▶ **Given exercise**
Note each line that includes the word "Certidão". Copy those lines.
-- Supplied data start --
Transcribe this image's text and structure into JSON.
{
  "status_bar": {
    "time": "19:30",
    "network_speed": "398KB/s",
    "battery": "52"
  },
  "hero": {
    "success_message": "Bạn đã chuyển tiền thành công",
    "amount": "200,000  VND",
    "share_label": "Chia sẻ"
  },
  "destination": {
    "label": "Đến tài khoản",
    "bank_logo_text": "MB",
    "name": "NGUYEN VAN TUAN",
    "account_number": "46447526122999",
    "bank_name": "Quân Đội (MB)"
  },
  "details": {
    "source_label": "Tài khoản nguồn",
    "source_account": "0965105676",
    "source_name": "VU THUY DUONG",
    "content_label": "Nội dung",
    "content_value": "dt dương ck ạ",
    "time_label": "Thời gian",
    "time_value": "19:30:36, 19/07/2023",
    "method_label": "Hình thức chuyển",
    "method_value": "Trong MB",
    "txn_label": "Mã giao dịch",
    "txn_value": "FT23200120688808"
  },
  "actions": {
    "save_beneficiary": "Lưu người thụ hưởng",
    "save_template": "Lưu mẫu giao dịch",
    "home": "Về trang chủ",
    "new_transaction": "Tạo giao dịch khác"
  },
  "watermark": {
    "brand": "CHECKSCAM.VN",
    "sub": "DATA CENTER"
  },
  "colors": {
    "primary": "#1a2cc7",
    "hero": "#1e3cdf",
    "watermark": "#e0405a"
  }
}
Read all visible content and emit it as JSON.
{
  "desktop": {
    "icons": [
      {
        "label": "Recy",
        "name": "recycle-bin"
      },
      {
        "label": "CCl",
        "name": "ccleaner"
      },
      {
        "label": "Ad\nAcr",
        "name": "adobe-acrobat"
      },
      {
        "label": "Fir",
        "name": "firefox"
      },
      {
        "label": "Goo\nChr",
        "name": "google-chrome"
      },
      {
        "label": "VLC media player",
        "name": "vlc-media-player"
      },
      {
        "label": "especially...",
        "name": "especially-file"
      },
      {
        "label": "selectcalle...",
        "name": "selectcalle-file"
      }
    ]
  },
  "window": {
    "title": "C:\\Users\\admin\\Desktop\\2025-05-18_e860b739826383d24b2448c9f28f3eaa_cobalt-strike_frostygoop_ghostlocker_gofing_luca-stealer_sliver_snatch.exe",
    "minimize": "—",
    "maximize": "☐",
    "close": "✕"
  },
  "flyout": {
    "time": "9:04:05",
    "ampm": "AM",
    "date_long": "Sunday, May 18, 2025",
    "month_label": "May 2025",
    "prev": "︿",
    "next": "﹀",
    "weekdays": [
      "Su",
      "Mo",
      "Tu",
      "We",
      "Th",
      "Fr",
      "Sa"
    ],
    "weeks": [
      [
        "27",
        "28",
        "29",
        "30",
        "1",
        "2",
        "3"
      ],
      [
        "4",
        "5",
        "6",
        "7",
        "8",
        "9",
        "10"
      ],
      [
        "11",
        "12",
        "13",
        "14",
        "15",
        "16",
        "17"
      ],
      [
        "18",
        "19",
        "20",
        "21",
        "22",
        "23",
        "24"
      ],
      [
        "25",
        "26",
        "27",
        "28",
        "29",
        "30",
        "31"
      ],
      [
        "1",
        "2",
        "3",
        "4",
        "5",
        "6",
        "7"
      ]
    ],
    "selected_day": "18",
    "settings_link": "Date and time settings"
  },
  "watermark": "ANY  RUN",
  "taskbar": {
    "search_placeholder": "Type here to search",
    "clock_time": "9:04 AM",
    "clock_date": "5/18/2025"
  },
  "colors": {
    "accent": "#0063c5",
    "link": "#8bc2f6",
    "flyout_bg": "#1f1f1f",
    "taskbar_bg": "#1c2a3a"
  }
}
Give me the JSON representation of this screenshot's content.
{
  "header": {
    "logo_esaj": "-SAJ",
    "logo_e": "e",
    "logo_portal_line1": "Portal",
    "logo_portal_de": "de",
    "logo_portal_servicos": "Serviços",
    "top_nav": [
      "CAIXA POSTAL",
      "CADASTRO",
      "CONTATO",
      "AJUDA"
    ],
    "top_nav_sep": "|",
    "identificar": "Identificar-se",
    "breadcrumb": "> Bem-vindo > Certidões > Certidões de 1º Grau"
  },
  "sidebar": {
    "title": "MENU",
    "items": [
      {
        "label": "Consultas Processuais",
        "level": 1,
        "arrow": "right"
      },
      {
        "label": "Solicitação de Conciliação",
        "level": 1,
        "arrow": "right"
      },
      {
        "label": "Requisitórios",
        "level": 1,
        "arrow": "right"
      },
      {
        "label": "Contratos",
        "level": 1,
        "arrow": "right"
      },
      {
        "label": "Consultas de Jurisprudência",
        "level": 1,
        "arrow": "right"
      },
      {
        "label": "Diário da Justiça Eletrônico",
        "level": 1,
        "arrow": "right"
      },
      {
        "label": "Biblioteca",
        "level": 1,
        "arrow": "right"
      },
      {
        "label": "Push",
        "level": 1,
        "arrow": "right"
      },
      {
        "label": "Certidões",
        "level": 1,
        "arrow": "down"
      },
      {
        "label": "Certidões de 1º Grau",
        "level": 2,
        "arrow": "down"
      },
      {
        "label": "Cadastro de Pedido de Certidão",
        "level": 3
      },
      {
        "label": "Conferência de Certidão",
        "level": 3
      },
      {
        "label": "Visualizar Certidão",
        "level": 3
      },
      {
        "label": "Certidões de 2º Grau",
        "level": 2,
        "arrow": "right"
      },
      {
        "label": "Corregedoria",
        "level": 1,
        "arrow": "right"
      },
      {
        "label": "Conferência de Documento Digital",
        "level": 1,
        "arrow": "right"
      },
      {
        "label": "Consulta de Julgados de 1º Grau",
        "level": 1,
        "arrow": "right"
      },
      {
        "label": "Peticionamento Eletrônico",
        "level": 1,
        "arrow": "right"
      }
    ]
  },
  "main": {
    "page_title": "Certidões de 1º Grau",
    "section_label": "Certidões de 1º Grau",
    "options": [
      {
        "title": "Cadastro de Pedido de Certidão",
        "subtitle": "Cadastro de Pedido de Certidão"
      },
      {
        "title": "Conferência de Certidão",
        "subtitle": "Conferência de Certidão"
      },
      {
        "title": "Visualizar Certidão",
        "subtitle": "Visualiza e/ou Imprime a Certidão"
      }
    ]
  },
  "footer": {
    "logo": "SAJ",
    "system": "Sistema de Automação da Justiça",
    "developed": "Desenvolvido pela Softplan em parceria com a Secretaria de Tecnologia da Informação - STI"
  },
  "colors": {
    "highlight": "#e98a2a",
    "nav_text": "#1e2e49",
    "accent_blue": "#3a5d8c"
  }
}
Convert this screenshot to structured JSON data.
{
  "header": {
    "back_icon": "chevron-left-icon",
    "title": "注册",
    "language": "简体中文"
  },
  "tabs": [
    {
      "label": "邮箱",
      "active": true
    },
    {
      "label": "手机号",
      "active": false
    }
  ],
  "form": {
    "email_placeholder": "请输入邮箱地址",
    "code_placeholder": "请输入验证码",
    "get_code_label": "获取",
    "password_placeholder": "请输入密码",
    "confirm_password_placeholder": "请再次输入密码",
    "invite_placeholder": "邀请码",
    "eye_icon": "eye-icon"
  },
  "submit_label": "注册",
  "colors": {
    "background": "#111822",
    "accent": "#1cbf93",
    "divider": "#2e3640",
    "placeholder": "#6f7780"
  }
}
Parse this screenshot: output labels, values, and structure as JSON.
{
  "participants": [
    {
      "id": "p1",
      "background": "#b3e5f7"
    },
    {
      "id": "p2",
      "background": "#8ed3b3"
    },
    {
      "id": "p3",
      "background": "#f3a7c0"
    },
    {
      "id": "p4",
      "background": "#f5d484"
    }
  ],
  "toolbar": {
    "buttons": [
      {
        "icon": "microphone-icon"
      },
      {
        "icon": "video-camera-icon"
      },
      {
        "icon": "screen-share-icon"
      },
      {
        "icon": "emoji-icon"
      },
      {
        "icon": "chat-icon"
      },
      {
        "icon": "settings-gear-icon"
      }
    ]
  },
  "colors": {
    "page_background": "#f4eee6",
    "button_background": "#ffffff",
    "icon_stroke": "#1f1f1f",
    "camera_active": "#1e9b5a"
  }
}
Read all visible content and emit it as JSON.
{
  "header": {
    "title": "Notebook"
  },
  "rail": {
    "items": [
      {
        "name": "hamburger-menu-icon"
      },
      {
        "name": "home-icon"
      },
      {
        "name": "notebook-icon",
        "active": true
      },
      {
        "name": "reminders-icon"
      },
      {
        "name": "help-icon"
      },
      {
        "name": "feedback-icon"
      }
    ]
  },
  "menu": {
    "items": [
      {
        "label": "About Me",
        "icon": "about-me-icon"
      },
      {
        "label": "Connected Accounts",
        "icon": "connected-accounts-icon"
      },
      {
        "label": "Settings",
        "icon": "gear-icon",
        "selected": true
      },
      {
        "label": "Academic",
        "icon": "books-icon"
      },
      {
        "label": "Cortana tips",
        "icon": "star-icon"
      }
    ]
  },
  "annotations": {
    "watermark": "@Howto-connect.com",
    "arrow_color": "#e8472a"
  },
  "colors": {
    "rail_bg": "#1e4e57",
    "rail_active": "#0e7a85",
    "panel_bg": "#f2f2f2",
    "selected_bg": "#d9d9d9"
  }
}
-- Supplied data end --
▶ **Result for this task**
        "label": "Cadastro de Pedido de Certidão",
        "label": "Conferência de Certidão",
        "label": "Visualizar Certidão",
        "title": "Cadastro de Pedido de Certidão",
        "subtitle": "Cadastro de Pedido de Certidão"
        "title": "Conferência de Certidão",
        "subtitle": "Conferência de Certidão"
        "title": "Visualizar Certidão",
        "subtitle": "Visualiza e/ou Imprime a Certidão"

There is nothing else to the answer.